■ DO THIS:
In your copy, leave out the pictures and repeat the entries below exactly.

■ DATASET ROWS:

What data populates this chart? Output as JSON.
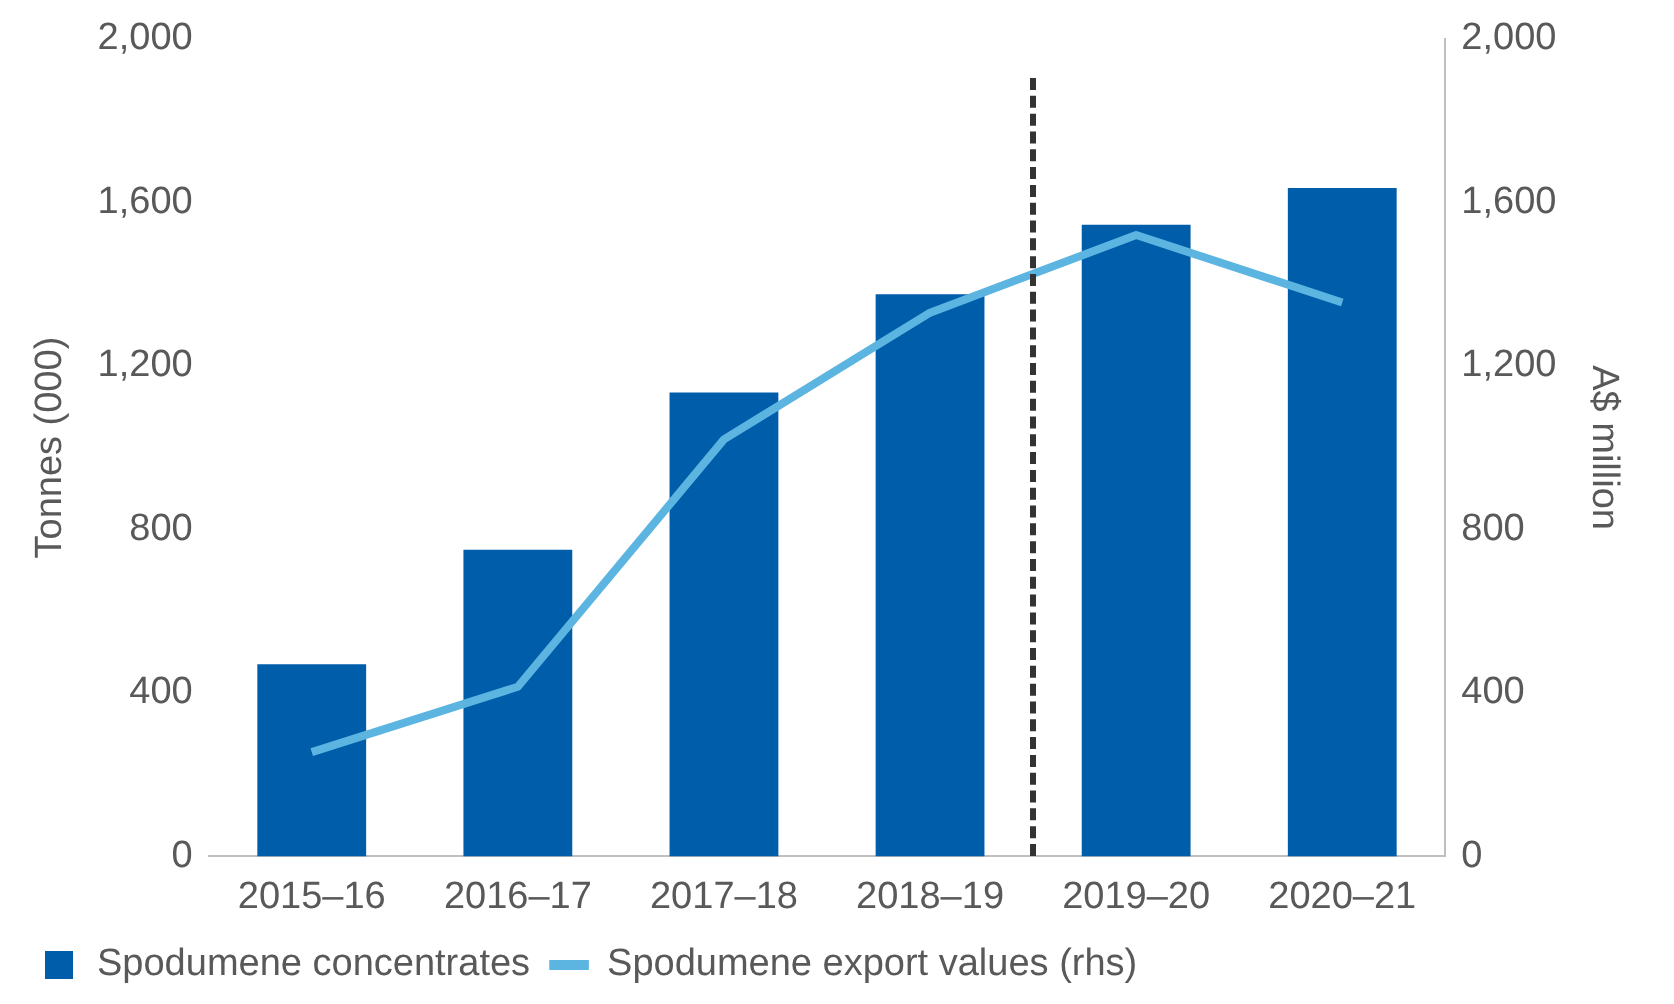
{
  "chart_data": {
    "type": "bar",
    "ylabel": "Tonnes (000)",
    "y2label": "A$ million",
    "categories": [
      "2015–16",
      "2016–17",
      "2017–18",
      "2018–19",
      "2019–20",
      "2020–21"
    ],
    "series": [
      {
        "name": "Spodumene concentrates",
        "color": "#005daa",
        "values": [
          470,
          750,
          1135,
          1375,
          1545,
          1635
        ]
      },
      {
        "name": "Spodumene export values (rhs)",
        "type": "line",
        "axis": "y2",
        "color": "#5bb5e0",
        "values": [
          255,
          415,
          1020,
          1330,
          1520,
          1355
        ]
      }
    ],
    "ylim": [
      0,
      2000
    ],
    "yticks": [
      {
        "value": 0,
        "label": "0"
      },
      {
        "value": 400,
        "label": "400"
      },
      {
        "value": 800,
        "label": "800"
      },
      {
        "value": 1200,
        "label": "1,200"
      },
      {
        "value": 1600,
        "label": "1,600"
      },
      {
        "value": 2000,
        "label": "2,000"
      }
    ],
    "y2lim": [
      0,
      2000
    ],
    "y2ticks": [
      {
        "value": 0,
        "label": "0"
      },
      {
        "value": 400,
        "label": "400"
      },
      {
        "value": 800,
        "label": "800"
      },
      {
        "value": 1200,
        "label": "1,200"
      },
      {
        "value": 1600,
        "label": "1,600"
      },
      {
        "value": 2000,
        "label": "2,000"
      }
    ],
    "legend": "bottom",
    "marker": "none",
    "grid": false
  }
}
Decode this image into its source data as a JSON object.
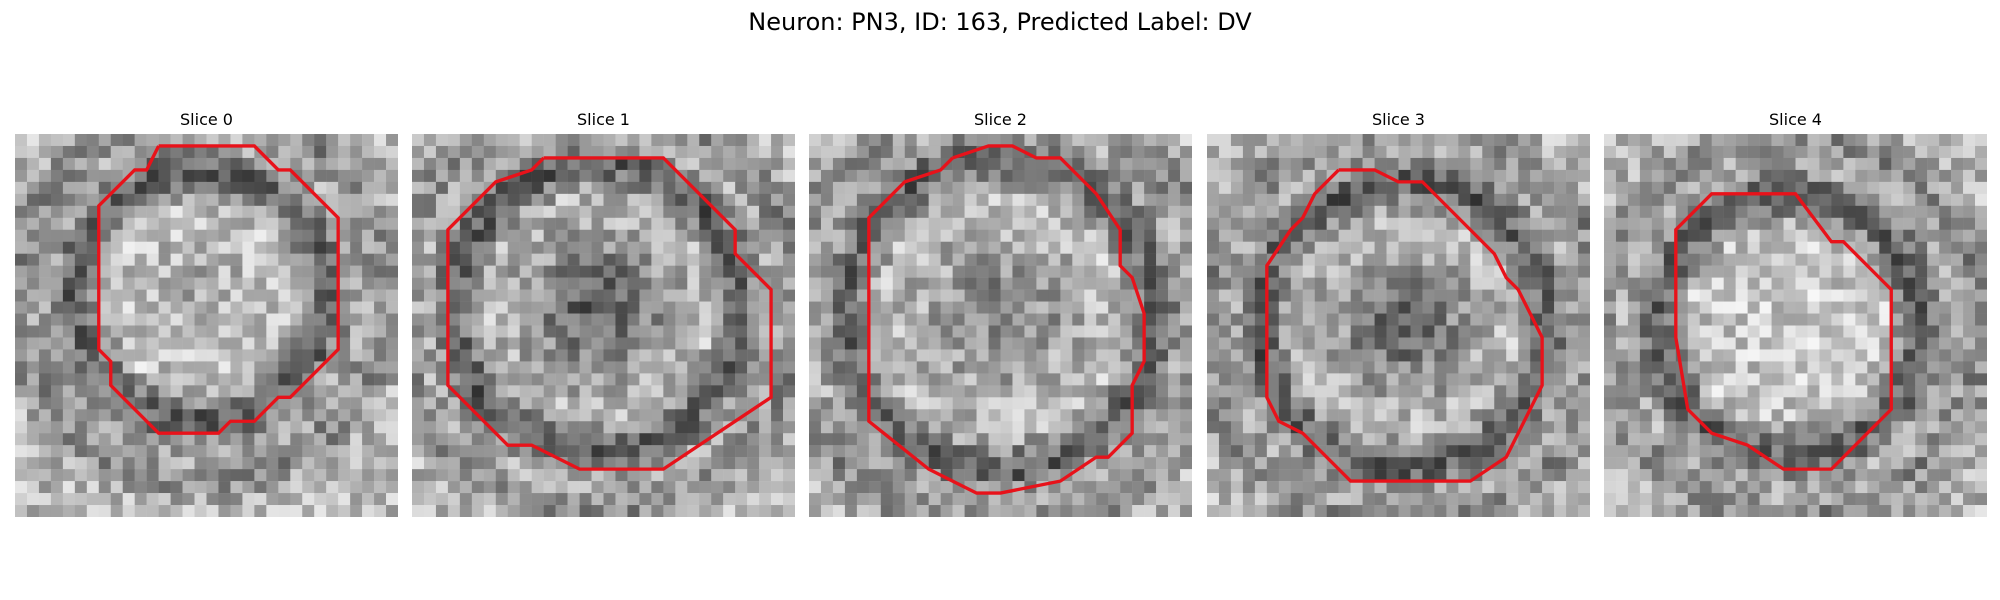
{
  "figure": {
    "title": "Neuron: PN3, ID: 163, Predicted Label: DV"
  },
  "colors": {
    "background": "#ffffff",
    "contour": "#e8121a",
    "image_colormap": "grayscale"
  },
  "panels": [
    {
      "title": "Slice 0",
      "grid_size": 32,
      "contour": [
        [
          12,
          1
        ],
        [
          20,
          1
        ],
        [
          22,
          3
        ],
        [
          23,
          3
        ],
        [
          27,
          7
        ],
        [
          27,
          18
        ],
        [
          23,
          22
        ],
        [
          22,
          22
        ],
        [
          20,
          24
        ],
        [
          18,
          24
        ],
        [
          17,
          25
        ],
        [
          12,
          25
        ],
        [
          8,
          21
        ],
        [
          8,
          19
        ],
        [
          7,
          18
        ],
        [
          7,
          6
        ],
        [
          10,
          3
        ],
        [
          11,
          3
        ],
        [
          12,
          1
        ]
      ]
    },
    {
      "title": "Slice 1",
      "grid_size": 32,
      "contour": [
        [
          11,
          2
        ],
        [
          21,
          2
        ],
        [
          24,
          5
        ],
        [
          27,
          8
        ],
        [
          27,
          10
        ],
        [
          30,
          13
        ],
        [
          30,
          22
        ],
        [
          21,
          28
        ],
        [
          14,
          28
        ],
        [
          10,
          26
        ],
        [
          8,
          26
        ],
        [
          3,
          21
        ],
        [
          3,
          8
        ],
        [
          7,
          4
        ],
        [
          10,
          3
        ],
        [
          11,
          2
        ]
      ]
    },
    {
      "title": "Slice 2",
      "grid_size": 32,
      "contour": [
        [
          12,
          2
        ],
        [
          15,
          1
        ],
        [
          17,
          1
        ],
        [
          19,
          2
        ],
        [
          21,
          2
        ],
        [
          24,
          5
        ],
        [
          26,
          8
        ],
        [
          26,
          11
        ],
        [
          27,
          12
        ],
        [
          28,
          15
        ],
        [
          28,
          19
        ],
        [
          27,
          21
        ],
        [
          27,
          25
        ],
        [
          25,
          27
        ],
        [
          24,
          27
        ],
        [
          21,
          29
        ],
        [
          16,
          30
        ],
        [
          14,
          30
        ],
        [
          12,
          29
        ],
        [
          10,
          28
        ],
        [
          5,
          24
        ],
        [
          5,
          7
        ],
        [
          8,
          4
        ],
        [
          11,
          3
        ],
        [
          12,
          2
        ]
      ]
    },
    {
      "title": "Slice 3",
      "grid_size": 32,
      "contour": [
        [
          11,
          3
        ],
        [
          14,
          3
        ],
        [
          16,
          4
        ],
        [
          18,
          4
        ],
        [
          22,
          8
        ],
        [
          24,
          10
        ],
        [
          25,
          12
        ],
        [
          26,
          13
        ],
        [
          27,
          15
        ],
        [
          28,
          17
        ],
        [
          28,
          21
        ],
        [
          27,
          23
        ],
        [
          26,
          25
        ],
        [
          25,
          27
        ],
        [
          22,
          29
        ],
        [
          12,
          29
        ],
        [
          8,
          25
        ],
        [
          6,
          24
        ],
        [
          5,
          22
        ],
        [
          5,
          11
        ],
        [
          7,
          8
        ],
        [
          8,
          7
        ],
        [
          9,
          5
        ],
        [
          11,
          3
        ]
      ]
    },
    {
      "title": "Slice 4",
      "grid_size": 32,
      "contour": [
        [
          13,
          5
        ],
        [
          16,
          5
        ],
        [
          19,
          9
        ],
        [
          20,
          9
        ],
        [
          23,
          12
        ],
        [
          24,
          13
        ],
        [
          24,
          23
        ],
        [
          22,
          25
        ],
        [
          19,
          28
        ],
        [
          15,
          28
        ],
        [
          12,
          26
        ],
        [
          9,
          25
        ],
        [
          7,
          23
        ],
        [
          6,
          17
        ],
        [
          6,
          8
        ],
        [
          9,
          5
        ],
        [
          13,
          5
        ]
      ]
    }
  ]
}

■ SOLUTION TO THE EXERCISE:
What data populates this chart? Output as JSON.
{
  "chart_data": {
    "type": "bar",
    "ylabel": "Tonnes (000)",
    "y2label": "A$ million",
    "categories": [
      "2015–16",
      "2016–17",
      "2017–18",
      "2018–19",
      "2019–20",
      "2020–21"
    ],
    "series": [
      {
        "name": "Spodumene concentrates",
        "color": "#005daa",
        "values": [
          470,
          750,
          1135,
          1375,
          1545,
          1635
        ]
      },
      {
        "name": "Spodumene export values (rhs)",
        "type": "line",
        "axis": "y2",
        "color": "#5bb5e0",
        "values": [
          255,
          415,
          1020,
          1330,
          1520,
          1355
        ]
      }
    ],
    "ylim": [
      0,
      2000
    ],
    "yticks": [
      {
        "value": 0,
        "label": "0"
      },
      {
        "value": 400,
        "label": "400"
      },
      {
        "value": 800,
        "label": "800"
      },
      {
        "value": 1200,
        "label": "1,200"
      },
      {
        "value": 1600,
        "label": "1,600"
      },
      {
        "value": 2000,
        "label": "2,000"
      }
    ],
    "y2lim": [
      0,
      2000
    ],
    "y2ticks": [
      {
        "value": 0,
        "label": "0"
      },
      {
        "value": 400,
        "label": "400"
      },
      {
        "value": 800,
        "label": "800"
      },
      {
        "value": 1200,
        "label": "1,200"
      },
      {
        "value": 1600,
        "label": "1,600"
      },
      {
        "value": 2000,
        "label": "2,000"
      }
    ],
    "legend": "bottom",
    "marker": "none",
    "grid": false
  }
}
Decode this image into its source data as a JSON object.
{
  "figure": {
    "title": "Neuron: PN3, ID: 163, Predicted Label: DV"
  },
  "colors": {
    "background": "#ffffff",
    "contour": "#e8121a",
    "image_colormap": "grayscale"
  },
  "panels": [
    {
      "title": "Slice 0",
      "grid_size": 32,
      "contour": [
        [
          12,
          1
        ],
        [
          20,
          1
        ],
        [
          22,
          3
        ],
        [
          23,
          3
        ],
        [
          27,
          7
        ],
        [
          27,
          18
        ],
        [
          23,
          22
        ],
        [
          22,
          22
        ],
        [
          20,
          24
        ],
        [
          18,
          24
        ],
        [
          17,
          25
        ],
        [
          12,
          25
        ],
        [
          8,
          21
        ],
        [
          8,
          19
        ],
        [
          7,
          18
        ],
        [
          7,
          6
        ],
        [
          10,
          3
        ],
        [
          11,
          3
        ],
        [
          12,
          1
        ]
      ]
    },
    {
      "title": "Slice 1",
      "grid_size": 32,
      "contour": [
        [
          11,
          2
        ],
        [
          21,
          2
        ],
        [
          24,
          5
        ],
        [
          27,
          8
        ],
        [
          27,
          10
        ],
        [
          30,
          13
        ],
        [
          30,
          22
        ],
        [
          21,
          28
        ],
        [
          14,
          28
        ],
        [
          10,
          26
        ],
        [
          8,
          26
        ],
        [
          3,
          21
        ],
        [
          3,
          8
        ],
        [
          7,
          4
        ],
        [
          10,
          3
        ],
        [
          11,
          2
        ]
      ]
    },
    {
      "title": "Slice 2",
      "grid_size": 32,
      "contour": [
        [
          12,
          2
        ],
        [
          15,
          1
        ],
        [
          17,
          1
        ],
        [
          19,
          2
        ],
        [
          21,
          2
        ],
        [
          24,
          5
        ],
        [
          26,
          8
        ],
        [
          26,
          11
        ],
        [
          27,
          12
        ],
        [
          28,
          15
        ],
        [
          28,
          19
        ],
        [
          27,
          21
        ],
        [
          27,
          25
        ],
        [
          25,
          27
        ],
        [
          24,
          27
        ],
        [
          21,
          29
        ],
        [
          16,
          30
        ],
        [
          14,
          30
        ],
        [
          12,
          29
        ],
        [
          10,
          28
        ],
        [
          5,
          24
        ],
        [
          5,
          7
        ],
        [
          8,
          4
        ],
        [
          11,
          3
        ],
        [
          12,
          2
        ]
      ]
    },
    {
      "title": "Slice 3",
      "grid_size": 32,
      "contour": [
        [
          11,
          3
        ],
        [
          14,
          3
        ],
        [
          16,
          4
        ],
        [
          18,
          4
        ],
        [
          22,
          8
        ],
        [
          24,
          10
        ],
        [
          25,
          12
        ],
        [
          26,
          13
        ],
        [
          27,
          15
        ],
        [
          28,
          17
        ],
        [
          28,
          21
        ],
        [
          27,
          23
        ],
        [
          26,
          25
        ],
        [
          25,
          27
        ],
        [
          22,
          29
        ],
        [
          12,
          29
        ],
        [
          8,
          25
        ],
        [
          6,
          24
        ],
        [
          5,
          22
        ],
        [
          5,
          11
        ],
        [
          7,
          8
        ],
        [
          8,
          7
        ],
        [
          9,
          5
        ],
        [
          11,
          3
        ]
      ]
    },
    {
      "title": "Slice 4",
      "grid_size": 32,
      "contour": [
        [
          13,
          5
        ],
        [
          16,
          5
        ],
        [
          19,
          9
        ],
        [
          20,
          9
        ],
        [
          23,
          12
        ],
        [
          24,
          13
        ],
        [
          24,
          23
        ],
        [
          22,
          25
        ],
        [
          19,
          28
        ],
        [
          15,
          28
        ],
        [
          12,
          26
        ],
        [
          9,
          25
        ],
        [
          7,
          23
        ],
        [
          6,
          17
        ],
        [
          6,
          8
        ],
        [
          9,
          5
        ],
        [
          13,
          5
        ]
      ]
    }
  ]
}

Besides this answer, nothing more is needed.